**Written problem**. Pick out the lines below that contain the string "которых" and copy them all.

☆ ☆ ☆ ☆ ☆ ☆ ☆

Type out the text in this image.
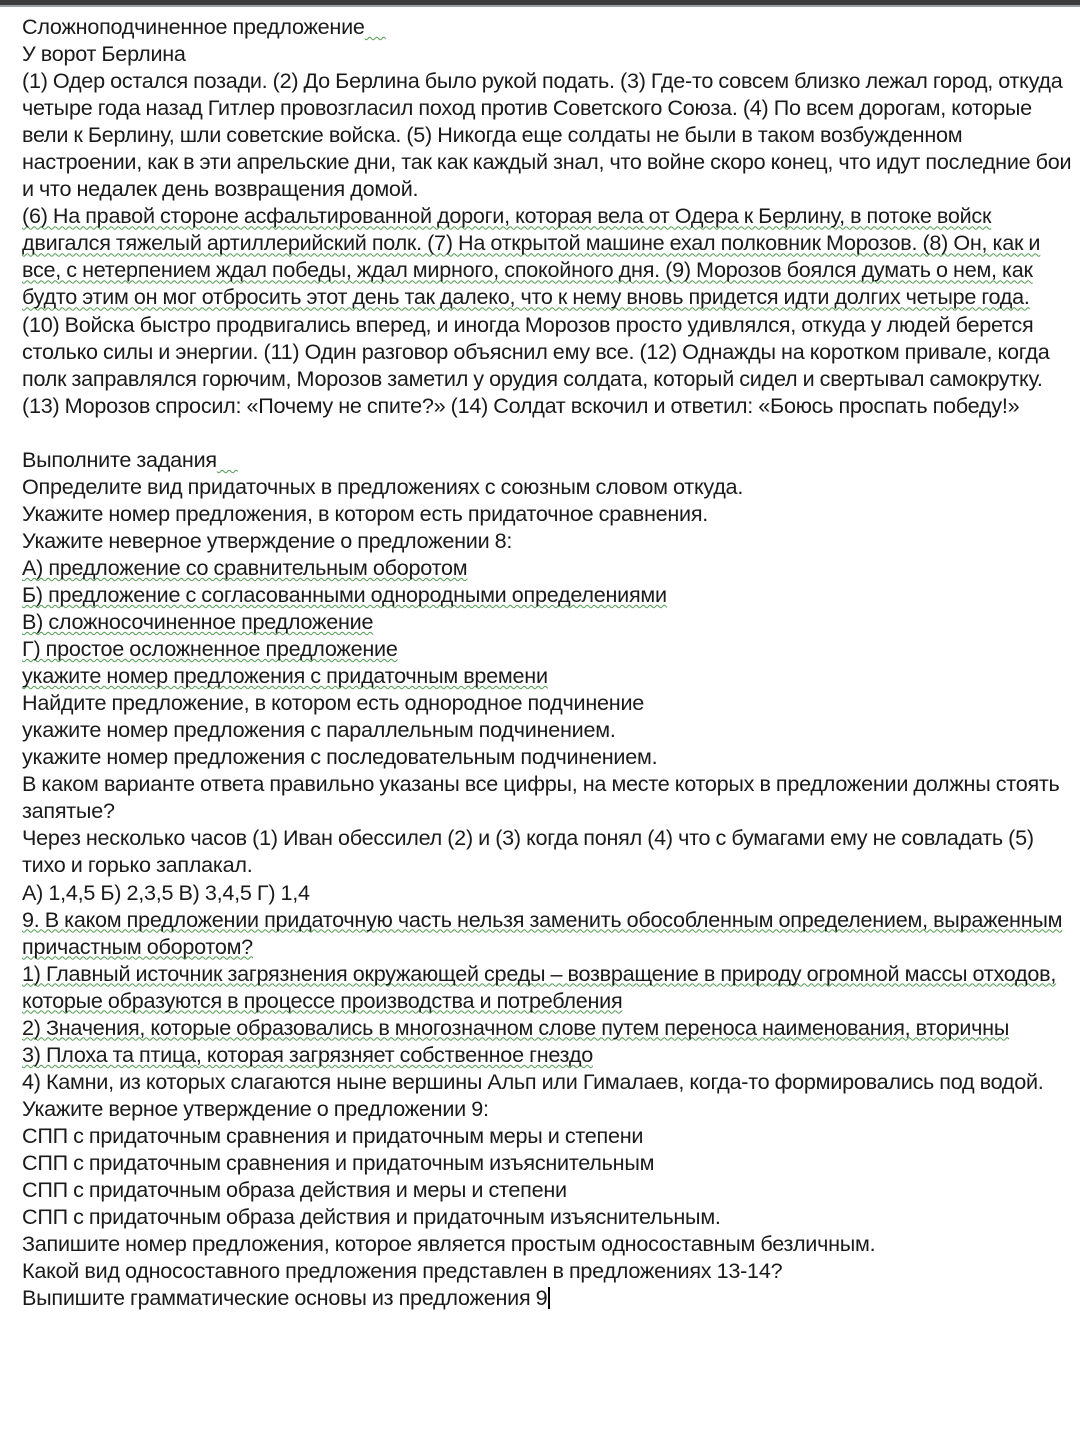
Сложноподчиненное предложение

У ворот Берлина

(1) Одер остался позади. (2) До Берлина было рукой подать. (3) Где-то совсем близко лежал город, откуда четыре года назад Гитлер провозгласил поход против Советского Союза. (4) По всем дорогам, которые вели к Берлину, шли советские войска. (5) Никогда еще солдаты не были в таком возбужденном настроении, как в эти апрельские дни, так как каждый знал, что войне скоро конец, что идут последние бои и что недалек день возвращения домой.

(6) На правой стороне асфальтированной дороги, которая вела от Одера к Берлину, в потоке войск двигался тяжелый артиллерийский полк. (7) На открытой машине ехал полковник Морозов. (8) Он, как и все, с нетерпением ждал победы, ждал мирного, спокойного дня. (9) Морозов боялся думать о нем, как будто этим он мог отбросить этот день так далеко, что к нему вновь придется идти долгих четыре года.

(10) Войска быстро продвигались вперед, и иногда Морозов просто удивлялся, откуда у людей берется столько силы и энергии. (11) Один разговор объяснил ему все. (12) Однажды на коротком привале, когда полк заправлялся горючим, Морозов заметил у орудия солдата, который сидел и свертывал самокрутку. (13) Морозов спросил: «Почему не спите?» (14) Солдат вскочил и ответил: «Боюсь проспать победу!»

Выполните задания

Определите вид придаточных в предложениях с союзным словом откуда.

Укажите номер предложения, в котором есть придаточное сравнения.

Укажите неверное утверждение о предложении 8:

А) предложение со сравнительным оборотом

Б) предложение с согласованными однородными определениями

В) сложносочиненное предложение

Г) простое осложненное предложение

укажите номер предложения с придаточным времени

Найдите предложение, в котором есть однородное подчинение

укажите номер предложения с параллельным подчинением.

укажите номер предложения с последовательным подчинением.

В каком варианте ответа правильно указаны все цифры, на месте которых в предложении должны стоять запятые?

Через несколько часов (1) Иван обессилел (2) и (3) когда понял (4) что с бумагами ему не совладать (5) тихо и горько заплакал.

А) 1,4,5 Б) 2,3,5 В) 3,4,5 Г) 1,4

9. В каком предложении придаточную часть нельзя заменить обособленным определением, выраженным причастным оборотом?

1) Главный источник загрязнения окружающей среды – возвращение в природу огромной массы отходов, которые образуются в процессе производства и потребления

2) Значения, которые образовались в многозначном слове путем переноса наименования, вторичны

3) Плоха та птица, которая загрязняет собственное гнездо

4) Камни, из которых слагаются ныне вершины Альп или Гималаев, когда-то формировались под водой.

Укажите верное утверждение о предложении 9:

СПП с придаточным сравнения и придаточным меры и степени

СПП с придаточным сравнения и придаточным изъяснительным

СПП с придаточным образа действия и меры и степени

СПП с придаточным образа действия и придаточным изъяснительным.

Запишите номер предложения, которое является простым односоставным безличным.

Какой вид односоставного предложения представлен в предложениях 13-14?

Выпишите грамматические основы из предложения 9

☆ ☆ ☆ ☆ ☆ ☆ ☆

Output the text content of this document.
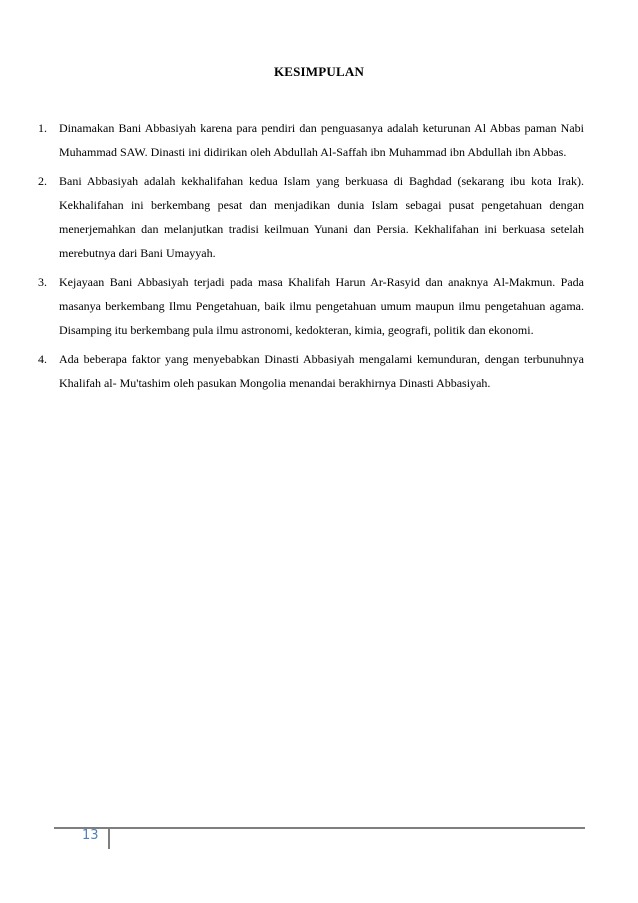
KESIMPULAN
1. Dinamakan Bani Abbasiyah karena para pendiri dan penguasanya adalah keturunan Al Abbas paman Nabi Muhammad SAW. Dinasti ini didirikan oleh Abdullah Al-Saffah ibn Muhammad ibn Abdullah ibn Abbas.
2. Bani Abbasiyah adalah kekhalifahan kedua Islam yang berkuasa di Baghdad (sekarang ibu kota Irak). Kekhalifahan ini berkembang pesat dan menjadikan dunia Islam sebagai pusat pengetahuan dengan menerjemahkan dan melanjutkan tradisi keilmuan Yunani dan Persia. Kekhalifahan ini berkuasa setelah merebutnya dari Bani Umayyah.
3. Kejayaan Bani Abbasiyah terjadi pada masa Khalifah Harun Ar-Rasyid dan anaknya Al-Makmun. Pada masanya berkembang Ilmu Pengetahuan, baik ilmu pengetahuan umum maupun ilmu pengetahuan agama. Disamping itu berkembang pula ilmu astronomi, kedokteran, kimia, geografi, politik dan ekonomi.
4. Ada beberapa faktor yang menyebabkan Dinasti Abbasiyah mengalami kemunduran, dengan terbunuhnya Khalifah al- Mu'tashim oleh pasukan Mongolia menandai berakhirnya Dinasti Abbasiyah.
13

☆ ☆ ☆ ☆ ☆ ☆ ☆

**Correct result**.
В каком варианте ответа правильно указаны все цифры, на месте которых в предложении должны стоять запятые?
4) Камни, из которых слагаются ныне вершины Альп или Гималаев, когда-то формировались под водой.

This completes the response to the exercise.